### TASK DESCRIPTION
Every record should be repeated exactly, except that pictures are left out.

### DATA PROVIDED
=====

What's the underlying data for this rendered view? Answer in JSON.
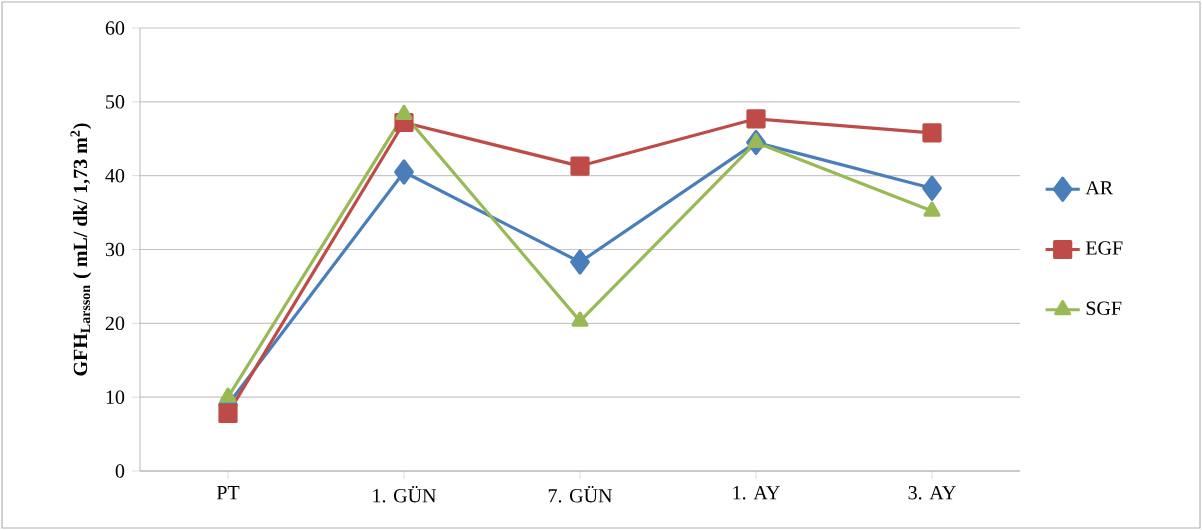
{
  "chart_data": {
    "type": "line",
    "ylabel": "GFH$_{Larsson}$ ( mL/ dk/ 1,73 m$^{2}$)",
    "categories": [
      "PT",
      "1. GÜN",
      "7. GÜN",
      "1. AY",
      "3. AY"
    ],
    "series": [
      {
        "name": "AR",
        "color": "#4a7ebb",
        "marker": "diamond",
        "values": [
          9,
          40.5,
          28.3,
          44.5,
          38.3
        ]
      },
      {
        "name": "EGF",
        "color": "#be4b48",
        "marker": "square",
        "values": [
          7.8,
          47.2,
          41.3,
          47.7,
          45.8
        ]
      },
      {
        "name": "SGF",
        "color": "#98b954",
        "marker": "triangle",
        "values": [
          10,
          48.3,
          20.3,
          44.5,
          35.2
        ]
      }
    ],
    "ylim": [
      0,
      60
    ],
    "yticks": [
      0,
      10,
      20,
      30,
      40,
      50,
      60
    ],
    "grid": "y",
    "legend": "right"
  }
}
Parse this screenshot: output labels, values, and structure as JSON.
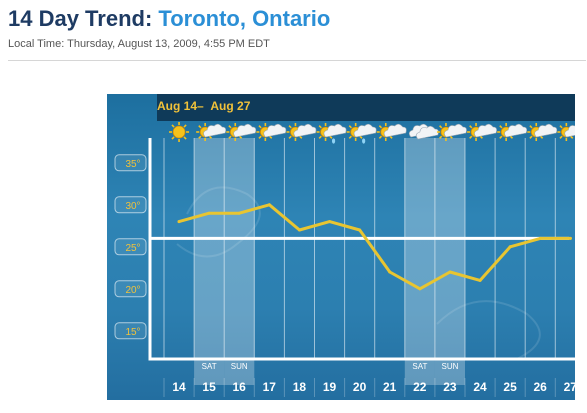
{
  "page": {
    "title_prefix": "14 Day Trend: ",
    "title_location": "Toronto, Ontario",
    "local_time": "Local Time: Thursday, August 13, 2009, 4:55 PM EDT"
  },
  "widget": {
    "date_range_start": "Aug 14–",
    "date_range_end": "Aug 27",
    "colors": {
      "background": "#2c7fb0",
      "header": "#0f3a59",
      "accent": "#f1c23a",
      "line": "#e8c531",
      "normal_line": "#ffffff"
    },
    "days": [
      {
        "num": "14",
        "dow": "",
        "icon": "sun-icon"
      },
      {
        "num": "15",
        "dow": "SAT",
        "icon": "sun-cloud-icon"
      },
      {
        "num": "16",
        "dow": "SUN",
        "icon": "sun-cloud-icon"
      },
      {
        "num": "17",
        "dow": "",
        "icon": "sun-cloud-icon"
      },
      {
        "num": "18",
        "dow": "",
        "icon": "sun-cloud-icon"
      },
      {
        "num": "19",
        "dow": "",
        "icon": "sun-cloud-rain-icon"
      },
      {
        "num": "20",
        "dow": "",
        "icon": "sun-cloud-rain-icon"
      },
      {
        "num": "21",
        "dow": "",
        "icon": "sun-cloud-icon"
      },
      {
        "num": "22",
        "dow": "SAT",
        "icon": "cloud-icon"
      },
      {
        "num": "23",
        "dow": "SUN",
        "icon": "sun-cloud-icon"
      },
      {
        "num": "24",
        "dow": "",
        "icon": "sun-cloud-icon"
      },
      {
        "num": "25",
        "dow": "",
        "icon": "sun-cloud-icon"
      },
      {
        "num": "26",
        "dow": "",
        "icon": "sun-cloud-icon"
      },
      {
        "num": "27",
        "dow": "",
        "icon": "sun-cloud-icon"
      }
    ]
  },
  "chart_data": {
    "type": "line",
    "categories": [
      "14",
      "15",
      "16",
      "17",
      "18",
      "19",
      "20",
      "21",
      "22",
      "23",
      "24",
      "25",
      "26",
      "27"
    ],
    "series": [
      {
        "values": [
          28,
          29,
          29,
          30,
          27,
          28,
          27,
          22,
          20,
          22,
          21,
          25,
          26,
          26
        ]
      }
    ],
    "reference_value": 26,
    "y_ticks": [
      "35°",
      "30°",
      "25°",
      "20°",
      "15°"
    ],
    "y_tick_values": [
      35,
      30,
      25,
      20,
      15
    ],
    "ylim": [
      12,
      37
    ],
    "grid": true
  }
}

=====

### EXERCISE ANSWER
What's the underlying data for this rendered view? Answer in JSON.
{
  "chart_data": {
    "type": "line",
    "ylabel": "GFH$_{Larsson}$ ( mL/ dk/ 1,73 m$^{2}$)",
    "categories": [
      "PT",
      "1. GÜN",
      "7. GÜN",
      "1. AY",
      "3. AY"
    ],
    "series": [
      {
        "name": "AR",
        "color": "#4a7ebb",
        "marker": "diamond",
        "values": [
          9,
          40.5,
          28.3,
          44.5,
          38.3
        ]
      },
      {
        "name": "EGF",
        "color": "#be4b48",
        "marker": "square",
        "values": [
          7.8,
          47.2,
          41.3,
          47.7,
          45.8
        ]
      },
      {
        "name": "SGF",
        "color": "#98b954",
        "marker": "triangle",
        "values": [
          10,
          48.3,
          20.3,
          44.5,
          35.2
        ]
      }
    ],
    "ylim": [
      0,
      60
    ],
    "yticks": [
      0,
      10,
      20,
      30,
      40,
      50,
      60
    ],
    "grid": "y",
    "legend": "right"
  }
}
Parse this screenshot: output labels, values, and structure as JSON.
{
  "page": {
    "title_prefix": "14 Day Trend: ",
    "title_location": "Toronto, Ontario",
    "local_time": "Local Time: Thursday, August 13, 2009, 4:55 PM EDT"
  },
  "widget": {
    "date_range_start": "Aug 14–",
    "date_range_end": "Aug 27",
    "colors": {
      "background": "#2c7fb0",
      "header": "#0f3a59",
      "accent": "#f1c23a",
      "line": "#e8c531",
      "normal_line": "#ffffff"
    },
    "days": [
      {
        "num": "14",
        "dow": "",
        "icon": "sun-icon"
      },
      {
        "num": "15",
        "dow": "SAT",
        "icon": "sun-cloud-icon"
      },
      {
        "num": "16",
        "dow": "SUN",
        "icon": "sun-cloud-icon"
      },
      {
        "num": "17",
        "dow": "",
        "icon": "sun-cloud-icon"
      },
      {
        "num": "18",
        "dow": "",
        "icon": "sun-cloud-icon"
      },
      {
        "num": "19",
        "dow": "",
        "icon": "sun-cloud-rain-icon"
      },
      {
        "num": "20",
        "dow": "",
        "icon": "sun-cloud-rain-icon"
      },
      {
        "num": "21",
        "dow": "",
        "icon": "sun-cloud-icon"
      },
      {
        "num": "22",
        "dow": "SAT",
        "icon": "cloud-icon"
      },
      {
        "num": "23",
        "dow": "SUN",
        "icon": "sun-cloud-icon"
      },
      {
        "num": "24",
        "dow": "",
        "icon": "sun-cloud-icon"
      },
      {
        "num": "25",
        "dow": "",
        "icon": "sun-cloud-icon"
      },
      {
        "num": "26",
        "dow": "",
        "icon": "sun-cloud-icon"
      },
      {
        "num": "27",
        "dow": "",
        "icon": "sun-cloud-icon"
      }
    ]
  },
  "chart_data": {
    "type": "line",
    "categories": [
      "14",
      "15",
      "16",
      "17",
      "18",
      "19",
      "20",
      "21",
      "22",
      "23",
      "24",
      "25",
      "26",
      "27"
    ],
    "series": [
      {
        "values": [
          28,
          29,
          29,
          30,
          27,
          28,
          27,
          22,
          20,
          22,
          21,
          25,
          26,
          26
        ]
      }
    ],
    "reference_value": 26,
    "y_ticks": [
      "35°",
      "30°",
      "25°",
      "20°",
      "15°"
    ],
    "y_tick_values": [
      35,
      30,
      25,
      20,
      15
    ],
    "ylim": [
      12,
      37
    ],
    "grid": true
  }
}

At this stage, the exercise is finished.